Task objective: Each record needs to be echoed exactly; can you do that?
---+---
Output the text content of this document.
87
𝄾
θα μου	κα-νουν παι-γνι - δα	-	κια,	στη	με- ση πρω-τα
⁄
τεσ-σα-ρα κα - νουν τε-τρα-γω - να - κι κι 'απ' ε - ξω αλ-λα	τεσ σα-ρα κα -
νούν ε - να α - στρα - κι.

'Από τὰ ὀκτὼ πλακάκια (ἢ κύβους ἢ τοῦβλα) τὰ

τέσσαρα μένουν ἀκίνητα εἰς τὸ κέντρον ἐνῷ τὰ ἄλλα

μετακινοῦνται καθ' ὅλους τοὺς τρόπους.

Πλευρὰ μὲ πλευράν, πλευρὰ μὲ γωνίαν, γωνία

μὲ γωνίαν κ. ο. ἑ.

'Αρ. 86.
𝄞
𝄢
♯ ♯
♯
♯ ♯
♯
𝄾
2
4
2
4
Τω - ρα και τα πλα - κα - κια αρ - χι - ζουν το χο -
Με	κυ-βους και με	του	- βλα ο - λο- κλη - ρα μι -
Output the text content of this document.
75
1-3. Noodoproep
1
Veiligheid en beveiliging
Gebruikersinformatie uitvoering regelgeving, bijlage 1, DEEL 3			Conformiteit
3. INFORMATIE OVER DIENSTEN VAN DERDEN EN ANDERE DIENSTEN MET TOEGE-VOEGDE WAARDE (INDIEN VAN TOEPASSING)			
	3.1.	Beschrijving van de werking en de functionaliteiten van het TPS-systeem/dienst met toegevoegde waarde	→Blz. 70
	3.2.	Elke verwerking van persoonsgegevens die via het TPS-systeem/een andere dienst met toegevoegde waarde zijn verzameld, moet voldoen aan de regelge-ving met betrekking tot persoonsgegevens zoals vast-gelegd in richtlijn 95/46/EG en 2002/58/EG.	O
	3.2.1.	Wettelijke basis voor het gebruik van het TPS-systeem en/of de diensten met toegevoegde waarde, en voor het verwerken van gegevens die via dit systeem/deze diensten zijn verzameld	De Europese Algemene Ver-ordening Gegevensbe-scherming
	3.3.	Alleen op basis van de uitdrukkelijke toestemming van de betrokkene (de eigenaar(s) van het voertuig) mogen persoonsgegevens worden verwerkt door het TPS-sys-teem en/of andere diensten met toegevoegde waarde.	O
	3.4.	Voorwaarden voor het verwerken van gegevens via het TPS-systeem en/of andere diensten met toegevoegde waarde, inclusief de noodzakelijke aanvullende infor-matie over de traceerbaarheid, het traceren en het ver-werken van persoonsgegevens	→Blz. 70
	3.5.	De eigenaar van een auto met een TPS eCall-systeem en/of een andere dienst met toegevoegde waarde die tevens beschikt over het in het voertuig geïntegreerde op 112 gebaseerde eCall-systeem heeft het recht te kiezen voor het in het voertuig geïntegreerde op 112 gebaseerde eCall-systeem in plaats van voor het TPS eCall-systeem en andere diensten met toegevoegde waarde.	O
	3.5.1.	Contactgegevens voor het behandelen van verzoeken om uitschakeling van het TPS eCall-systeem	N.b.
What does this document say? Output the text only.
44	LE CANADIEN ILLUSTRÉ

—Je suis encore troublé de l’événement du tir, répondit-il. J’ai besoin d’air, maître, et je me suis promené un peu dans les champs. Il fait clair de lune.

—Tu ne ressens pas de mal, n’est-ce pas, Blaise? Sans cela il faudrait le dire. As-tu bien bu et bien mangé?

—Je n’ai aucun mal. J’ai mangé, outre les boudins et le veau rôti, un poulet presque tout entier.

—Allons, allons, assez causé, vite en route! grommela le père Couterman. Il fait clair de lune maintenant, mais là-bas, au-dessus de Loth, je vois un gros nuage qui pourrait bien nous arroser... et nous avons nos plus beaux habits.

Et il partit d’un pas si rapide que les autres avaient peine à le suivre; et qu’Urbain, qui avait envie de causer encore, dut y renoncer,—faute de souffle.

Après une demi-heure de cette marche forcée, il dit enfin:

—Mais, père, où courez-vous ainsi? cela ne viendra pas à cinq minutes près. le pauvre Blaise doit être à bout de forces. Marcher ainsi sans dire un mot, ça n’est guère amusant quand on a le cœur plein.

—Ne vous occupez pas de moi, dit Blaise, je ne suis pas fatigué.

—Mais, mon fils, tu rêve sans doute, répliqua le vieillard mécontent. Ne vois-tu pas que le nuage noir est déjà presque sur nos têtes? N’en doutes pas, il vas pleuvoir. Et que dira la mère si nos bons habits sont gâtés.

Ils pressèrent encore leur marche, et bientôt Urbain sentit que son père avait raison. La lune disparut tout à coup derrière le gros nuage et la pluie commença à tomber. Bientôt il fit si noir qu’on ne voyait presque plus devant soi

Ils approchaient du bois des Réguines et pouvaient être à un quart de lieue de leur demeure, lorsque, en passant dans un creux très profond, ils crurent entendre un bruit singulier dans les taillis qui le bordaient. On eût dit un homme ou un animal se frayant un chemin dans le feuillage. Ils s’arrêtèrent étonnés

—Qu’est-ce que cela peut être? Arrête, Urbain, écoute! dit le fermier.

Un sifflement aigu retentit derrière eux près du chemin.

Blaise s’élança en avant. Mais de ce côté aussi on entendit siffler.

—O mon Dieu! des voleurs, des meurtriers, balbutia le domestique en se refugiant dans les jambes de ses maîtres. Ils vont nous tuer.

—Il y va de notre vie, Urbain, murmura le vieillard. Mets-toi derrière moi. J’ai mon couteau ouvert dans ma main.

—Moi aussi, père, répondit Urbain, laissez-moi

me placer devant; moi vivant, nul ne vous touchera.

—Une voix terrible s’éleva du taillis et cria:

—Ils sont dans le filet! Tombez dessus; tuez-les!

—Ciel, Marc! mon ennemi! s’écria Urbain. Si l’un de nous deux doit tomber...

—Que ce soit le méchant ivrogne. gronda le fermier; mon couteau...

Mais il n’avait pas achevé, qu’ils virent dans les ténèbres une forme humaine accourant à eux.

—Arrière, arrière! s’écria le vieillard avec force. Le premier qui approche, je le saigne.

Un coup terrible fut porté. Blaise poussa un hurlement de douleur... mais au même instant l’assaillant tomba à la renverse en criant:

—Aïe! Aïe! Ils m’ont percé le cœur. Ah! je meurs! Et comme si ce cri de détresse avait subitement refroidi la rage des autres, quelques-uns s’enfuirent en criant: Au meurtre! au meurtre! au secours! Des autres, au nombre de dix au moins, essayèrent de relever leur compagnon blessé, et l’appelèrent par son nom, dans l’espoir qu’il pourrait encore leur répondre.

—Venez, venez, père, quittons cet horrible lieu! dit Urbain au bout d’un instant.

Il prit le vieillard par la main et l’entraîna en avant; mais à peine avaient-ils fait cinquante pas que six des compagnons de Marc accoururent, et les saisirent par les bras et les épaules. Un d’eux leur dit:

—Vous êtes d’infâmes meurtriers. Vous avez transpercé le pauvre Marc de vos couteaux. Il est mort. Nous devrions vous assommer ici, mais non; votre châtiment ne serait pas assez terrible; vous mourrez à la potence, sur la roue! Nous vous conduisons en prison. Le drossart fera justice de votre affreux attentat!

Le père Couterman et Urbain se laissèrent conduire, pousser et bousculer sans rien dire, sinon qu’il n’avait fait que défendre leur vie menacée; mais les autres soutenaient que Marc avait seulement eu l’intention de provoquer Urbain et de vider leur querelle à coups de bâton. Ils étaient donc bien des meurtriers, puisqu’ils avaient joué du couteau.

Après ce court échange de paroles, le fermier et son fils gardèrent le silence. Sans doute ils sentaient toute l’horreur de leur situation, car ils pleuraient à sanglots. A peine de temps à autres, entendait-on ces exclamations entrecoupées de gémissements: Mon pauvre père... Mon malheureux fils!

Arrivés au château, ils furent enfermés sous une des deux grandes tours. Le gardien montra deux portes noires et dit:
---+---
Full output:
Output the text content of this document.
87
𝄾
θα μου	κα-νουν παι-γνι - δα	-	κια,	στη	με- ση πρω-τα
⁄
τεσ-σα-ρα κα - νουν τε-τρα-γω - να - κι κι 'απ' ε - ξω αλ-λα	τεσ σα-ρα κα -
νούν ε - να α - στρα - κι.

'Από τὰ ὀκτὼ πλακάκια (ἢ κύβους ἢ τοῦβλα) τὰ

τέσσαρα μένουν ἀκίνητα εἰς τὸ κέντρον ἐνῷ τὰ ἄλλα

μετακινοῦνται καθ' ὅλους τοὺς τρόπους.

Πλευρὰ μὲ πλευράν, πλευρὰ μὲ γωνίαν, γωνία

μὲ γωνίαν κ. ο. ἑ.

'Αρ. 86.
𝄞
𝄢
♯ ♯
♯
♯ ♯
♯
𝄾
2
4
2
4
Τω - ρα και τα πλα - κα - κια αρ - χι - ζουν το χο -
Με	κυ-βους και με	του	- βλα ο - λο- κλη - ρα μι -
Output the text content of this document.
75
1-3. Noodoproep
1
Veiligheid en beveiliging
Gebruikersinformatie uitvoering regelgeving, bijlage 1, DEEL 3			Conformiteit
3. INFORMATIE OVER DIENSTEN VAN DERDEN EN ANDERE DIENSTEN MET TOEGE-VOEGDE WAARDE (INDIEN VAN TOEPASSING)			
	3.1.	Beschrijving van de werking en de functionaliteiten van het TPS-systeem/dienst met toegevoegde waarde	→Blz. 70
	3.2.	Elke verwerking van persoonsgegevens die via het TPS-systeem/een andere dienst met toegevoegde waarde zijn verzameld, moet voldoen aan de regelge-ving met betrekking tot persoonsgegevens zoals vast-gelegd in richtlijn 95/46/EG en 2002/58/EG.	O
	3.2.1.	Wettelijke basis voor het gebruik van het TPS-systeem en/of de diensten met toegevoegde waarde, en voor het verwerken van gegevens die via dit systeem/deze diensten zijn verzameld	De Europese Algemene Ver-ordening Gegevensbe-scherming
	3.3.	Alleen op basis van de uitdrukkelijke toestemming van de betrokkene (de eigenaar(s) van het voertuig) mogen persoonsgegevens worden verwerkt door het TPS-sys-teem en/of andere diensten met toegevoegde waarde.	O
	3.4.	Voorwaarden voor het verwerken van gegevens via het TPS-systeem en/of andere diensten met toegevoegde waarde, inclusief de noodzakelijke aanvullende infor-matie over de traceerbaarheid, het traceren en het ver-werken van persoonsgegevens	→Blz. 70
	3.5.	De eigenaar van een auto met een TPS eCall-systeem en/of een andere dienst met toegevoegde waarde die tevens beschikt over het in het voertuig geïntegreerde op 112 gebaseerde eCall-systeem heeft het recht te kiezen voor het in het voertuig geïntegreerde op 112 gebaseerde eCall-systeem in plaats van voor het TPS eCall-systeem en andere diensten met toegevoegde waarde.	O
	3.5.1.	Contactgegevens voor het behandelen van verzoeken om uitschakeling van het TPS eCall-systeem	N.b.
What does this document say? Output the text only.
44	LE CANADIEN ILLUSTRÉ

—Je suis encore troublé de l’événement du tir, répondit-il. J’ai besoin d’air, maître, et je me suis promené un peu dans les champs. Il fait clair de lune.

—Tu ne ressens pas de mal, n’est-ce pas, Blaise? Sans cela il faudrait le dire. As-tu bien bu et bien mangé?

—Je n’ai aucun mal. J’ai mangé, outre les boudins et le veau rôti, un poulet presque tout entier.

—Allons, allons, assez causé, vite en route! grommela le père Couterman. Il fait clair de lune maintenant, mais là-bas, au-dessus de Loth, je vois un gros nuage qui pourrait bien nous arroser... et nous avons nos plus beaux habits.

Et il partit d’un pas si rapide que les autres avaient peine à le suivre; et qu’Urbain, qui avait envie de causer encore, dut y renoncer,—faute de souffle.

Après une demi-heure de cette marche forcée, il dit enfin:

—Mais, père, où courez-vous ainsi? cela ne viendra pas à cinq minutes près. le pauvre Blaise doit être à bout de forces. Marcher ainsi sans dire un mot, ça n’est guère amusant quand on a le cœur plein.

—Ne vous occupez pas de moi, dit Blaise, je ne suis pas fatigué.

—Mais, mon fils, tu rêve sans doute, répliqua le vieillard mécontent. Ne vois-tu pas que le nuage noir est déjà presque sur nos têtes? N’en doutes pas, il vas pleuvoir. Et que dira la mère si nos bons habits sont gâtés.

Ils pressèrent encore leur marche, et bientôt Urbain sentit que son père avait raison. La lune disparut tout à coup derrière le gros nuage et la pluie commença à tomber. Bientôt il fit si noir qu’on ne voyait presque plus devant soi

Ils approchaient du bois des Réguines et pouvaient être à un quart de lieue de leur demeure, lorsque, en passant dans un creux très profond, ils crurent entendre un bruit singulier dans les taillis qui le bordaient. On eût dit un homme ou un animal se frayant un chemin dans le feuillage. Ils s’arrêtèrent étonnés

—Qu’est-ce que cela peut être? Arrête, Urbain, écoute! dit le fermier.

Un sifflement aigu retentit derrière eux près du chemin.

Blaise s’élança en avant. Mais de ce côté aussi on entendit siffler.

—O mon Dieu! des voleurs, des meurtriers, balbutia le domestique en se refugiant dans les jambes de ses maîtres. Ils vont nous tuer.

—Il y va de notre vie, Urbain, murmura le vieillard. Mets-toi derrière moi. J’ai mon couteau ouvert dans ma main.

—Moi aussi, père, répondit Urbain, laissez-moi

me placer devant; moi vivant, nul ne vous touchera.

—Une voix terrible s’éleva du taillis et cria:

—Ils sont dans le filet! Tombez dessus; tuez-les!

—Ciel, Marc! mon ennemi! s’écria Urbain. Si l’un de nous deux doit tomber...

—Que ce soit le méchant ivrogne. gronda le fermier; mon couteau...

Mais il n’avait pas achevé, qu’ils virent dans les ténèbres une forme humaine accourant à eux.

—Arrière, arrière! s’écria le vieillard avec force. Le premier qui approche, je le saigne.

Un coup terrible fut porté. Blaise poussa un hurlement de douleur... mais au même instant l’assaillant tomba à la renverse en criant:

—Aïe! Aïe! Ils m’ont percé le cœur. Ah! je meurs! Et comme si ce cri de détresse avait subitement refroidi la rage des autres, quelques-uns s’enfuirent en criant: Au meurtre! au meurtre! au secours! Des autres, au nombre de dix au moins, essayèrent de relever leur compagnon blessé, et l’appelèrent par son nom, dans l’espoir qu’il pourrait encore leur répondre.

—Venez, venez, père, quittons cet horrible lieu! dit Urbain au bout d’un instant.

Il prit le vieillard par la main et l’entraîna en avant; mais à peine avaient-ils fait cinquante pas que six des compagnons de Marc accoururent, et les saisirent par les bras et les épaules. Un d’eux leur dit:

—Vous êtes d’infâmes meurtriers. Vous avez transpercé le pauvre Marc de vos couteaux. Il est mort. Nous devrions vous assommer ici, mais non; votre châtiment ne serait pas assez terrible; vous mourrez à la potence, sur la roue! Nous vous conduisons en prison. Le drossart fera justice de votre affreux attentat!

Le père Couterman et Urbain se laissèrent conduire, pousser et bousculer sans rien dire, sinon qu’il n’avait fait que défendre leur vie menacée; mais les autres soutenaient que Marc avait seulement eu l’intention de provoquer Urbain et de vider leur querelle à coups de bâton. Ils étaient donc bien des meurtriers, puisqu’ils avaient joué du couteau.

Après ce court échange de paroles, le fermier et son fils gardèrent le silence. Sans doute ils sentaient toute l’horreur de leur situation, car ils pleuraient à sanglots. A peine de temps à autres, entendait-on ces exclamations entrecoupées de gémissements: Mon pauvre père... Mon malheureux fils!

Arrivés au château, ils furent enfermés sous une des deux grandes tours. Le gardien montra deux portes noires et dit:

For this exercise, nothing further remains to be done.